§ **Challenge**: Copy the full set of lines exactly as given.

§ **Dataset content**:
········

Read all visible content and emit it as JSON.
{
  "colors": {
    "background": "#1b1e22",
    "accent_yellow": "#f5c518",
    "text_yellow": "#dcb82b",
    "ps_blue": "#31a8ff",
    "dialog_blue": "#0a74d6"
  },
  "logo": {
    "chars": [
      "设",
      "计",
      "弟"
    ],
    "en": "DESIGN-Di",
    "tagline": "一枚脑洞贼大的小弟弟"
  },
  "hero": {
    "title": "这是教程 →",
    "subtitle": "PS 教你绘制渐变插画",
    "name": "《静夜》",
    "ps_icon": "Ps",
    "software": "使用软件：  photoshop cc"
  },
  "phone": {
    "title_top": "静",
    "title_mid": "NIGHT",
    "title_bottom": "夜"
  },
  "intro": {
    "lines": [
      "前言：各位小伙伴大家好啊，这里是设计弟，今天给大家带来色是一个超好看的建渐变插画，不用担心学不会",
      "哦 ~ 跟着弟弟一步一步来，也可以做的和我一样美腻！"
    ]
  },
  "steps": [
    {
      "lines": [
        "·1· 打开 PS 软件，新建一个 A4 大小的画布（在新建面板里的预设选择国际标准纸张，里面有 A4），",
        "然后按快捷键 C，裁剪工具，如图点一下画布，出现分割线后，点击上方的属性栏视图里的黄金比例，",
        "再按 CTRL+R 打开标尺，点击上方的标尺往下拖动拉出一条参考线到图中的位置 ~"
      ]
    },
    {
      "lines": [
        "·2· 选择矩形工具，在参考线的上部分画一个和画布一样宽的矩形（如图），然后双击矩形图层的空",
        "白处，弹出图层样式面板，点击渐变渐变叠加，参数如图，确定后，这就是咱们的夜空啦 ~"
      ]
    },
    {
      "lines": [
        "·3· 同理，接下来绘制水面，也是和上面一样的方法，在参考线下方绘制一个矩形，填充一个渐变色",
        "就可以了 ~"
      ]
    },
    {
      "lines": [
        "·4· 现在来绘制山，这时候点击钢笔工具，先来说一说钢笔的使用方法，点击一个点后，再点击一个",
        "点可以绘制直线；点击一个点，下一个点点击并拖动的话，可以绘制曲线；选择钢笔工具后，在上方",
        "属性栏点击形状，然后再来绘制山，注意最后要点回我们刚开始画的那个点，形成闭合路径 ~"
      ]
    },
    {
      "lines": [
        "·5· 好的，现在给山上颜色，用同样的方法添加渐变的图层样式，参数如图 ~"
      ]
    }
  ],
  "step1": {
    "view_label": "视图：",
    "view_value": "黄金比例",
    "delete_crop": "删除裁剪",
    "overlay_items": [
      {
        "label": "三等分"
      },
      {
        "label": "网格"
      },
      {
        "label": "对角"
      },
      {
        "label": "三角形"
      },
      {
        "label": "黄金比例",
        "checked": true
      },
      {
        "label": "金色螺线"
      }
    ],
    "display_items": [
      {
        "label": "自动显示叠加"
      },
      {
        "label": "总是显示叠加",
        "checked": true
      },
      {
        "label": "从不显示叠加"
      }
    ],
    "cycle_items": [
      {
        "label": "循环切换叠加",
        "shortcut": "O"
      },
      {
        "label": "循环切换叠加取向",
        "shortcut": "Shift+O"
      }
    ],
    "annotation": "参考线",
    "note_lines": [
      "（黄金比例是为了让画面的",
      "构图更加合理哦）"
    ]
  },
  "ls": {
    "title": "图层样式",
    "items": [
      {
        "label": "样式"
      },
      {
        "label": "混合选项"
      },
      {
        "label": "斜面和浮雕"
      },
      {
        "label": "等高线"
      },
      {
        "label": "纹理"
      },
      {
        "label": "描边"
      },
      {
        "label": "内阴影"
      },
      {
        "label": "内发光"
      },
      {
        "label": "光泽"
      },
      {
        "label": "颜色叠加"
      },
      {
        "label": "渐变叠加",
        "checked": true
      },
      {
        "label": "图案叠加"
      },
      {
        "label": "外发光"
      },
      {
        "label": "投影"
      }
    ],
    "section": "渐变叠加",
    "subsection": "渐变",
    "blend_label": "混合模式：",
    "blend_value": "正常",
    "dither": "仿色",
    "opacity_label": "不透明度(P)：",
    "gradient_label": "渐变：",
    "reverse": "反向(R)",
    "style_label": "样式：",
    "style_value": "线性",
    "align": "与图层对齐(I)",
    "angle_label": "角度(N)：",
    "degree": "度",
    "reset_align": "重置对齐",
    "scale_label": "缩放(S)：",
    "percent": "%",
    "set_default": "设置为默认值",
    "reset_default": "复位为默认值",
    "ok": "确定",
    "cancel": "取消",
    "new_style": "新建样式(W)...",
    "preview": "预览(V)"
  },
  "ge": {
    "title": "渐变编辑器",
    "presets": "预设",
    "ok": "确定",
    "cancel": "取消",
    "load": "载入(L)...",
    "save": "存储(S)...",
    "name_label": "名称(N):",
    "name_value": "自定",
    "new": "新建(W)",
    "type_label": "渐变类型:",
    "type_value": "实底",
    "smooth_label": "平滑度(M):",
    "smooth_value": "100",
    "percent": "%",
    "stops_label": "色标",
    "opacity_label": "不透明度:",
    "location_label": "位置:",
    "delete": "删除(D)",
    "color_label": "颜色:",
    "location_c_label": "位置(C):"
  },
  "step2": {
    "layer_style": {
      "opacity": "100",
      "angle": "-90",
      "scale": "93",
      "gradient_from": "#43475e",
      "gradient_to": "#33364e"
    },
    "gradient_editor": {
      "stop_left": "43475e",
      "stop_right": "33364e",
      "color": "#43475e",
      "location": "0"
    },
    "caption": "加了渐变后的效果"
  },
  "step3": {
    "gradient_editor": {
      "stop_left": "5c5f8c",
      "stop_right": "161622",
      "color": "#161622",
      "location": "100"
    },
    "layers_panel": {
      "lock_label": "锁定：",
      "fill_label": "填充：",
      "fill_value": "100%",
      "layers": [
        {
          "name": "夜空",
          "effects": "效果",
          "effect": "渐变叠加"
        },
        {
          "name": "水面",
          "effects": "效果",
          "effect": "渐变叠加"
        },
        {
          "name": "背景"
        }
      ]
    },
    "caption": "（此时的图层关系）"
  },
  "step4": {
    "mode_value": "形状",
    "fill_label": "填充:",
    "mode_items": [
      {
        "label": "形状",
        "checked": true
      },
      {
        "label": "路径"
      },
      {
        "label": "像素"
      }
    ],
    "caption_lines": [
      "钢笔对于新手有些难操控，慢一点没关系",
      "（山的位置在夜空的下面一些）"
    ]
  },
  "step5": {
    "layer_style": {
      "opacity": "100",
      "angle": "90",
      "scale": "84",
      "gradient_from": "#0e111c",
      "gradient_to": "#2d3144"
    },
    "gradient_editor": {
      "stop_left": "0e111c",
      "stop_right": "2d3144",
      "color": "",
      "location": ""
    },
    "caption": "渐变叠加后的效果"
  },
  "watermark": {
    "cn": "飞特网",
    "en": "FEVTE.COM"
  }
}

········

§ **Solution**:
Read all visible content and emit it as JSON.
{
  "colors": {
    "background": "#1b1e22",
    "accent_yellow": "#f5c518",
    "text_yellow": "#dcb82b",
    "ps_blue": "#31a8ff",
    "dialog_blue": "#0a74d6"
  },
  "logo": {
    "chars": [
      "设",
      "计",
      "弟"
    ],
    "en": "DESIGN-Di",
    "tagline": "一枚脑洞贼大的小弟弟"
  },
  "hero": {
    "title": "这是教程 →",
    "subtitle": "PS 教你绘制渐变插画",
    "name": "《静夜》",
    "ps_icon": "Ps",
    "software": "使用软件：  photoshop cc"
  },
  "phone": {
    "title_top": "静",
    "title_mid": "NIGHT",
    "title_bottom": "夜"
  },
  "intro": {
    "lines": [
      "前言：各位小伙伴大家好啊，这里是设计弟，今天给大家带来色是一个超好看的建渐变插画，不用担心学不会",
      "哦 ~ 跟着弟弟一步一步来，也可以做的和我一样美腻！"
    ]
  },
  "steps": [
    {
      "lines": [
        "·1· 打开 PS 软件，新建一个 A4 大小的画布（在新建面板里的预设选择国际标准纸张，里面有 A4），",
        "然后按快捷键 C，裁剪工具，如图点一下画布，出现分割线后，点击上方的属性栏视图里的黄金比例，",
        "再按 CTRL+R 打开标尺，点击上方的标尺往下拖动拉出一条参考线到图中的位置 ~"
      ]
    },
    {
      "lines": [
        "·2· 选择矩形工具，在参考线的上部分画一个和画布一样宽的矩形（如图），然后双击矩形图层的空",
        "白处，弹出图层样式面板，点击渐变渐变叠加，参数如图，确定后，这就是咱们的夜空啦 ~"
      ]
    },
    {
      "lines": [
        "·3· 同理，接下来绘制水面，也是和上面一样的方法，在参考线下方绘制一个矩形，填充一个渐变色",
        "就可以了 ~"
      ]
    },
    {
      "lines": [
        "·4· 现在来绘制山，这时候点击钢笔工具，先来说一说钢笔的使用方法，点击一个点后，再点击一个",
        "点可以绘制直线；点击一个点，下一个点点击并拖动的话，可以绘制曲线；选择钢笔工具后，在上方",
        "属性栏点击形状，然后再来绘制山，注意最后要点回我们刚开始画的那个点，形成闭合路径 ~"
      ]
    },
    {
      "lines": [
        "·5· 好的，现在给山上颜色，用同样的方法添加渐变的图层样式，参数如图 ~"
      ]
    }
  ],
  "step1": {
    "view_label": "视图：",
    "view_value": "黄金比例",
    "delete_crop": "删除裁剪",
    "overlay_items": [
      {
        "label": "三等分"
      },
      {
        "label": "网格"
      },
      {
        "label": "对角"
      },
      {
        "label": "三角形"
      },
      {
        "label": "黄金比例",
        "checked": true
      },
      {
        "label": "金色螺线"
      }
    ],
    "display_items": [
      {
        "label": "自动显示叠加"
      },
      {
        "label": "总是显示叠加",
        "checked": true
      },
      {
        "label": "从不显示叠加"
      }
    ],
    "cycle_items": [
      {
        "label": "循环切换叠加",
        "shortcut": "O"
      },
      {
        "label": "循环切换叠加取向",
        "shortcut": "Shift+O"
      }
    ],
    "annotation": "参考线",
    "note_lines": [
      "（黄金比例是为了让画面的",
      "构图更加合理哦）"
    ]
  },
  "ls": {
    "title": "图层样式",
    "items": [
      {
        "label": "样式"
      },
      {
        "label": "混合选项"
      },
      {
        "label": "斜面和浮雕"
      },
      {
        "label": "等高线"
      },
      {
        "label": "纹理"
      },
      {
        "label": "描边"
      },
      {
        "label": "内阴影"
      },
      {
        "label": "内发光"
      },
      {
        "label": "光泽"
      },
      {
        "label": "颜色叠加"
      },
      {
        "label": "渐变叠加",
        "checked": true
      },
      {
        "label": "图案叠加"
      },
      {
        "label": "外发光"
      },
      {
        "label": "投影"
      }
    ],
    "section": "渐变叠加",
    "subsection": "渐变",
    "blend_label": "混合模式：",
    "blend_value": "正常",
    "dither": "仿色",
    "opacity_label": "不透明度(P)：",
    "gradient_label": "渐变：",
    "reverse": "反向(R)",
    "style_label": "样式：",
    "style_value": "线性",
    "align": "与图层对齐(I)",
    "angle_label": "角度(N)：",
    "degree": "度",
    "reset_align": "重置对齐",
    "scale_label": "缩放(S)：",
    "percent": "%",
    "set_default": "设置为默认值",
    "reset_default": "复位为默认值",
    "ok": "确定",
    "cancel": "取消",
    "new_style": "新建样式(W)...",
    "preview": "预览(V)"
  },
  "ge": {
    "title": "渐变编辑器",
    "presets": "预设",
    "ok": "确定",
    "cancel": "取消",
    "load": "载入(L)...",
    "save": "存储(S)...",
    "name_label": "名称(N):",
    "name_value": "自定",
    "new": "新建(W)",
    "type_label": "渐变类型:",
    "type_value": "实底",
    "smooth_label": "平滑度(M):",
    "smooth_value": "100",
    "percent": "%",
    "stops_label": "色标",
    "opacity_label": "不透明度:",
    "location_label": "位置:",
    "delete": "删除(D)",
    "color_label": "颜色:",
    "location_c_label": "位置(C):"
  },
  "step2": {
    "layer_style": {
      "opacity": "100",
      "angle": "-90",
      "scale": "93",
      "gradient_from": "#43475e",
      "gradient_to": "#33364e"
    },
    "gradient_editor": {
      "stop_left": "43475e",
      "stop_right": "33364e",
      "color": "#43475e",
      "location": "0"
    },
    "caption": "加了渐变后的效果"
  },
  "step3": {
    "gradient_editor": {
      "stop_left": "5c5f8c",
      "stop_right": "161622",
      "color": "#161622",
      "location": "100"
    },
    "layers_panel": {
      "lock_label": "锁定：",
      "fill_label": "填充：",
      "fill_value": "100%",
      "layers": [
        {
          "name": "夜空",
          "effects": "效果",
          "effect": "渐变叠加"
        },
        {
          "name": "水面",
          "effects": "效果",
          "effect": "渐变叠加"
        },
        {
          "name": "背景"
        }
      ]
    },
    "caption": "（此时的图层关系）"
  },
  "step4": {
    "mode_value": "形状",
    "fill_label": "填充:",
    "mode_items": [
      {
        "label": "形状",
        "checked": true
      },
      {
        "label": "路径"
      },
      {
        "label": "像素"
      }
    ],
    "caption_lines": [
      "钢笔对于新手有些难操控，慢一点没关系",
      "（山的位置在夜空的下面一些）"
    ]
  },
  "step5": {
    "layer_style": {
      "opacity": "100",
      "angle": "90",
      "scale": "84",
      "gradient_from": "#0e111c",
      "gradient_to": "#2d3144"
    },
    "gradient_editor": {
      "stop_left": "0e111c",
      "stop_right": "2d3144",
      "color": "",
      "location": ""
    },
    "caption": "渐变叠加后的效果"
  },
  "watermark": {
    "cn": "飞特网",
    "en": "FEVTE.COM"
  }
}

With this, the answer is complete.